_To be done_
Exactly repeat the full listing that follows.

[Collected data]
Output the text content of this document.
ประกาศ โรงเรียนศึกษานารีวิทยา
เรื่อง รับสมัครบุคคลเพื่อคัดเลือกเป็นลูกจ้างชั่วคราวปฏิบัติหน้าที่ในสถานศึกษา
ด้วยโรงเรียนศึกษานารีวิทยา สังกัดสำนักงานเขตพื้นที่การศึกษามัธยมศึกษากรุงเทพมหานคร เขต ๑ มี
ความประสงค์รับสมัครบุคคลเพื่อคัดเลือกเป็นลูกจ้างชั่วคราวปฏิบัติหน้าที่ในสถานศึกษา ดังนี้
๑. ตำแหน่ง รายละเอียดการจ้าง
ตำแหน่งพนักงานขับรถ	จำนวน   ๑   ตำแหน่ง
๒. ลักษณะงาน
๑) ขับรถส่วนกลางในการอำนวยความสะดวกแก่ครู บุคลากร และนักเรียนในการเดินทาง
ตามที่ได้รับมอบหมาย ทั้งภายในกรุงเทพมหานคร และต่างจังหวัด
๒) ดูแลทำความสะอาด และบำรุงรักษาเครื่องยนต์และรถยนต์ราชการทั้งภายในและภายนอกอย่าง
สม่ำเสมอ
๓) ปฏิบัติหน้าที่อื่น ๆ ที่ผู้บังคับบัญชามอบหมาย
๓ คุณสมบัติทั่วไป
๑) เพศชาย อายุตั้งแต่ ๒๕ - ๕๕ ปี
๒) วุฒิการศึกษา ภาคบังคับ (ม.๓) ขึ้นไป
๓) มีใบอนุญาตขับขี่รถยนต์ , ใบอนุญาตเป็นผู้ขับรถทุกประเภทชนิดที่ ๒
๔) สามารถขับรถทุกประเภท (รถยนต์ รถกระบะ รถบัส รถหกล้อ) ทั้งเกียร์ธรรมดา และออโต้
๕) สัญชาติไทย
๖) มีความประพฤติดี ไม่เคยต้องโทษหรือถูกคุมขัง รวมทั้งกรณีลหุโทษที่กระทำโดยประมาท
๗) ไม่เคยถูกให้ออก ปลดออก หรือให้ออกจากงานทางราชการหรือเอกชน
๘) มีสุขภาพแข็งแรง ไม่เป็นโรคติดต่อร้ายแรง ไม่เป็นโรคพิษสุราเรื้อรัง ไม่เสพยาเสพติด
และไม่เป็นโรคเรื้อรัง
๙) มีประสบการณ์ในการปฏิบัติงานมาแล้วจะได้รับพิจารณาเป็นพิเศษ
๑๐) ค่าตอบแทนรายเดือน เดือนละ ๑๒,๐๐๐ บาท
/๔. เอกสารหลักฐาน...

_Response to this task_
Output the text content of this document.
ประกาศ โรงเรียนศึกษานารีวิทยา
เรื่อง รับสมัครบุคคลเพื่อคัดเลือกเป็นลูกจ้างชั่วคราวปฏิบัติหน้าที่ในสถานศึกษา
ด้วยโรงเรียนศึกษานารีวิทยา สังกัดสำนักงานเขตพื้นที่การศึกษามัธยมศึกษากรุงเทพมหานคร เขต ๑ มี
ความประสงค์รับสมัครบุคคลเพื่อคัดเลือกเป็นลูกจ้างชั่วคราวปฏิบัติหน้าที่ในสถานศึกษา ดังนี้
๑. ตำแหน่ง รายละเอียดการจ้าง
ตำแหน่งพนักงานขับรถ	จำนวน   ๑   ตำแหน่ง
๒. ลักษณะงาน
๑) ขับรถส่วนกลางในการอำนวยความสะดวกแก่ครู บุคลากร และนักเรียนในการเดินทาง
ตามที่ได้รับมอบหมาย ทั้งภายในกรุงเทพมหานคร และต่างจังหวัด
๒) ดูแลทำความสะอาด และบำรุงรักษาเครื่องยนต์และรถยนต์ราชการทั้งภายในและภายนอกอย่าง
สม่ำเสมอ
๓) ปฏิบัติหน้าที่อื่น ๆ ที่ผู้บังคับบัญชามอบหมาย
๓ คุณสมบัติทั่วไป
๑) เพศชาย อายุตั้งแต่ ๒๕ - ๕๕ ปี
๒) วุฒิการศึกษา ภาคบังคับ (ม.๓) ขึ้นไป
๓) มีใบอนุญาตขับขี่รถยนต์ , ใบอนุญาตเป็นผู้ขับรถทุกประเภทชนิดที่ ๒
๔) สามารถขับรถทุกประเภท (รถยนต์ รถกระบะ รถบัส รถหกล้อ) ทั้งเกียร์ธรรมดา และออโต้
๕) สัญชาติไทย
๖) มีความประพฤติดี ไม่เคยต้องโทษหรือถูกคุมขัง รวมทั้งกรณีลหุโทษที่กระทำโดยประมาท
๗) ไม่เคยถูกให้ออก ปลดออก หรือให้ออกจากงานทางราชการหรือเอกชน
๘) มีสุขภาพแข็งแรง ไม่เป็นโรคติดต่อร้ายแรง ไม่เป็นโรคพิษสุราเรื้อรัง ไม่เสพยาเสพติด
และไม่เป็นโรคเรื้อรัง
๙) มีประสบการณ์ในการปฏิบัติงานมาแล้วจะได้รับพิจารณาเป็นพิเศษ
๑๐) ค่าตอบแทนรายเดือน เดือนละ ๑๒,๐๐๐ บาท
/๔. เอกสารหลักฐาน...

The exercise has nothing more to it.